[start Data shown]

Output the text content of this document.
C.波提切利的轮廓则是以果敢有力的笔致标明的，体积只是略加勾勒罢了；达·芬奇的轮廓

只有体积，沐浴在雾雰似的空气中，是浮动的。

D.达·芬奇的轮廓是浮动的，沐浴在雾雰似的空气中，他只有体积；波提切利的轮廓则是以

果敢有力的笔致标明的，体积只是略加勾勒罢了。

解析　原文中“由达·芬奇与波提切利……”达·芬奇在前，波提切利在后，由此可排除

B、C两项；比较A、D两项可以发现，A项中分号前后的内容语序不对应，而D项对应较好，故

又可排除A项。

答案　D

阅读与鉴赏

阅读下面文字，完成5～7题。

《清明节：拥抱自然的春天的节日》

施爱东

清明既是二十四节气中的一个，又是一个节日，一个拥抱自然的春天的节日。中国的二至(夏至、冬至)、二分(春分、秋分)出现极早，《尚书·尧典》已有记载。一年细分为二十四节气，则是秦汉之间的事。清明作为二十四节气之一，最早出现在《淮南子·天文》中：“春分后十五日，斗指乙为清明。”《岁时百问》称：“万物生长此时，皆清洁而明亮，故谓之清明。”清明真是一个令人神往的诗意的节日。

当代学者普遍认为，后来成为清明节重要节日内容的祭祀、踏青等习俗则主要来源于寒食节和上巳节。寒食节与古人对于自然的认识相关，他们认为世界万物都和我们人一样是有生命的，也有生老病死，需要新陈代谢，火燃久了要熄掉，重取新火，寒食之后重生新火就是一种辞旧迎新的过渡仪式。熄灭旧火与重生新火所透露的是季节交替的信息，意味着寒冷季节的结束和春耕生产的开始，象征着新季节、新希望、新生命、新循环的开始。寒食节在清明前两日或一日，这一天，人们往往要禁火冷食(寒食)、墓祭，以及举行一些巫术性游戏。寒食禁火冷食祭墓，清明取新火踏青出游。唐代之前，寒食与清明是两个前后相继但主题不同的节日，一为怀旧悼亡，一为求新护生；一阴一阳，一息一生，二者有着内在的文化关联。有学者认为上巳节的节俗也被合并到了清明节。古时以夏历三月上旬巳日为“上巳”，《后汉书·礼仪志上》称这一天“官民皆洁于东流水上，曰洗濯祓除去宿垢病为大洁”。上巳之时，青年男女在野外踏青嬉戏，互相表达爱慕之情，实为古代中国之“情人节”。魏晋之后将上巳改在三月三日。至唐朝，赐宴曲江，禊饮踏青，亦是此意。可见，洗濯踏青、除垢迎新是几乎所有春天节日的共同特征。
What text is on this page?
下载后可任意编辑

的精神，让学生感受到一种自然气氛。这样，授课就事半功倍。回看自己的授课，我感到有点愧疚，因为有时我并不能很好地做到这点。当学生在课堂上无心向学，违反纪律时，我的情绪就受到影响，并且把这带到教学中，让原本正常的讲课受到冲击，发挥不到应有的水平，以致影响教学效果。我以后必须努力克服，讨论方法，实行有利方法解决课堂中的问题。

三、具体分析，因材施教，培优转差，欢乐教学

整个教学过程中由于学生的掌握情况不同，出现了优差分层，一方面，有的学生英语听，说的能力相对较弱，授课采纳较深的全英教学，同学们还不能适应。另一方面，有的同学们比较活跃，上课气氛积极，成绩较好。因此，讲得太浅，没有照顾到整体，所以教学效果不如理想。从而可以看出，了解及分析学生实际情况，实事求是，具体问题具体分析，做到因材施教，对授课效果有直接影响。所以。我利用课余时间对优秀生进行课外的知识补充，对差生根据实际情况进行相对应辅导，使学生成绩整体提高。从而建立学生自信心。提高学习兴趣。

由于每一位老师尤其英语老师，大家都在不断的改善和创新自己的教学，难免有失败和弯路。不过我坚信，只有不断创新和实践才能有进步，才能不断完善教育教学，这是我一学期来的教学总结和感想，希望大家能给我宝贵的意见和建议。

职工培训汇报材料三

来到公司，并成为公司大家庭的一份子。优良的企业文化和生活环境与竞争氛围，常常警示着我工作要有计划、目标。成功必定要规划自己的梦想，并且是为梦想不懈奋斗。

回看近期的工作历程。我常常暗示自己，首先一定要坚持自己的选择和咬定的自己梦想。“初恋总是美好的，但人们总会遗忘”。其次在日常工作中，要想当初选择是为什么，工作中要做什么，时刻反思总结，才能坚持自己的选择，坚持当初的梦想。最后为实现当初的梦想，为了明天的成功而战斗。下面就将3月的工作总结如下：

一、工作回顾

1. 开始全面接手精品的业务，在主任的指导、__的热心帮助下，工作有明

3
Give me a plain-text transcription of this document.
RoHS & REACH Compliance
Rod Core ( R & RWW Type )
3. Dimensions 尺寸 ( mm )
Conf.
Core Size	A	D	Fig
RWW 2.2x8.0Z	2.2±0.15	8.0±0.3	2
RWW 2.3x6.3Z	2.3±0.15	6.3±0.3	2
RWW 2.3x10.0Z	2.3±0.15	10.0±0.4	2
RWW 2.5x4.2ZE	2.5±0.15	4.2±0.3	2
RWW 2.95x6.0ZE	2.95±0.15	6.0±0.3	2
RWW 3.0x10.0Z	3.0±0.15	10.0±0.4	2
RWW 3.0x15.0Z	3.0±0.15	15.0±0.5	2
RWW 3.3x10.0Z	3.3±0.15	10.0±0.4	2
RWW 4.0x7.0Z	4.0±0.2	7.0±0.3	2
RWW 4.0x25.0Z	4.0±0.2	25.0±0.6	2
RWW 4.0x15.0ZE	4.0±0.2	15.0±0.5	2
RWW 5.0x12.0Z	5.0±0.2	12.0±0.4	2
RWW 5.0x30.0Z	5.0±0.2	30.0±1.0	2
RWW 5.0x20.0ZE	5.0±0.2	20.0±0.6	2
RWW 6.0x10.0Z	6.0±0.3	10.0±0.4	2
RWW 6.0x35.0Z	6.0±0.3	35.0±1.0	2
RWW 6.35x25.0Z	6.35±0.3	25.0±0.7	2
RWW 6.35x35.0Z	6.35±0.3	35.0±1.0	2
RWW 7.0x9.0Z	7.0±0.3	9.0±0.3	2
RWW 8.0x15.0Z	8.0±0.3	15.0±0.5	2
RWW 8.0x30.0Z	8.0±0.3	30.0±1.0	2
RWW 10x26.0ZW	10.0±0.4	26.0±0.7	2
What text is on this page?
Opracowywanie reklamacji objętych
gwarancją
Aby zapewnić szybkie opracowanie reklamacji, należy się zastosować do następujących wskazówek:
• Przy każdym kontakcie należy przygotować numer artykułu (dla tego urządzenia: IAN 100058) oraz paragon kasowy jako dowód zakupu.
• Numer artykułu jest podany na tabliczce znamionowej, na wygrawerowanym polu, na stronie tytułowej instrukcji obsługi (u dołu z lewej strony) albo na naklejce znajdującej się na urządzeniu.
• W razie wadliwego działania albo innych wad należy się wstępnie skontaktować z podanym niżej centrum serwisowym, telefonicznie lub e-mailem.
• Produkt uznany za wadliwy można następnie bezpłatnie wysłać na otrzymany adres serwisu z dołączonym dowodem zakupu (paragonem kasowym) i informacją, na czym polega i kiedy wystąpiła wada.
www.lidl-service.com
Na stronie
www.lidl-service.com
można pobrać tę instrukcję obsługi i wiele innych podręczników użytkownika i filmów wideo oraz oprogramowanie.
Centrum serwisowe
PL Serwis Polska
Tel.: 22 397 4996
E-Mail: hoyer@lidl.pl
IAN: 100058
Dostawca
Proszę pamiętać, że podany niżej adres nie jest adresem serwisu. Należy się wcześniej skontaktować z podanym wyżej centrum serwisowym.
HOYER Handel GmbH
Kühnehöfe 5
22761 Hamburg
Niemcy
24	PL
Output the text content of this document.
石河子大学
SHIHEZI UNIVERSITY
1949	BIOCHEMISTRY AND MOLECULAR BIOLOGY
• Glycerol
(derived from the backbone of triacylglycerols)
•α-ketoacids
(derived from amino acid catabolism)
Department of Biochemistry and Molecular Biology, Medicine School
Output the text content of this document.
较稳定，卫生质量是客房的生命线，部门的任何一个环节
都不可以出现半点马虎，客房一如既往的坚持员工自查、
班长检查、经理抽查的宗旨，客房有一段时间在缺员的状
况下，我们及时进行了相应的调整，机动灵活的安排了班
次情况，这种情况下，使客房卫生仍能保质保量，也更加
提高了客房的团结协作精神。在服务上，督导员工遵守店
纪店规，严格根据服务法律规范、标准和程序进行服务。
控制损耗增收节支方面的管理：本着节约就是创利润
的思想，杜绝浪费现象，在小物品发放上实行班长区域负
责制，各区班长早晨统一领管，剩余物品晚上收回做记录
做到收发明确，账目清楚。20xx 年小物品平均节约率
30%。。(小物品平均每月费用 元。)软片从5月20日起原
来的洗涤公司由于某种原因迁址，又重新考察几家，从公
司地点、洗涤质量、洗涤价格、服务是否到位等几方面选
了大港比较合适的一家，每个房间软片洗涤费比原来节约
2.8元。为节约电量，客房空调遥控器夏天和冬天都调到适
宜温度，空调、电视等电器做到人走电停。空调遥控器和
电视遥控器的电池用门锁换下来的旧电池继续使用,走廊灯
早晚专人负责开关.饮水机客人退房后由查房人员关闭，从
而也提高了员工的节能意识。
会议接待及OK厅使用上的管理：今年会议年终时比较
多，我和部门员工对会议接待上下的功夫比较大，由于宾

[end Data shown]

= What is asked =
Pick out all the lines with the word "reklamacji" in them and copy them.

= Worked solution =
Opracowywanie reklamacji objętych
Aby zapewnić szybkie opracowanie reklamacji, należy się zastosować do następujących wskazówek:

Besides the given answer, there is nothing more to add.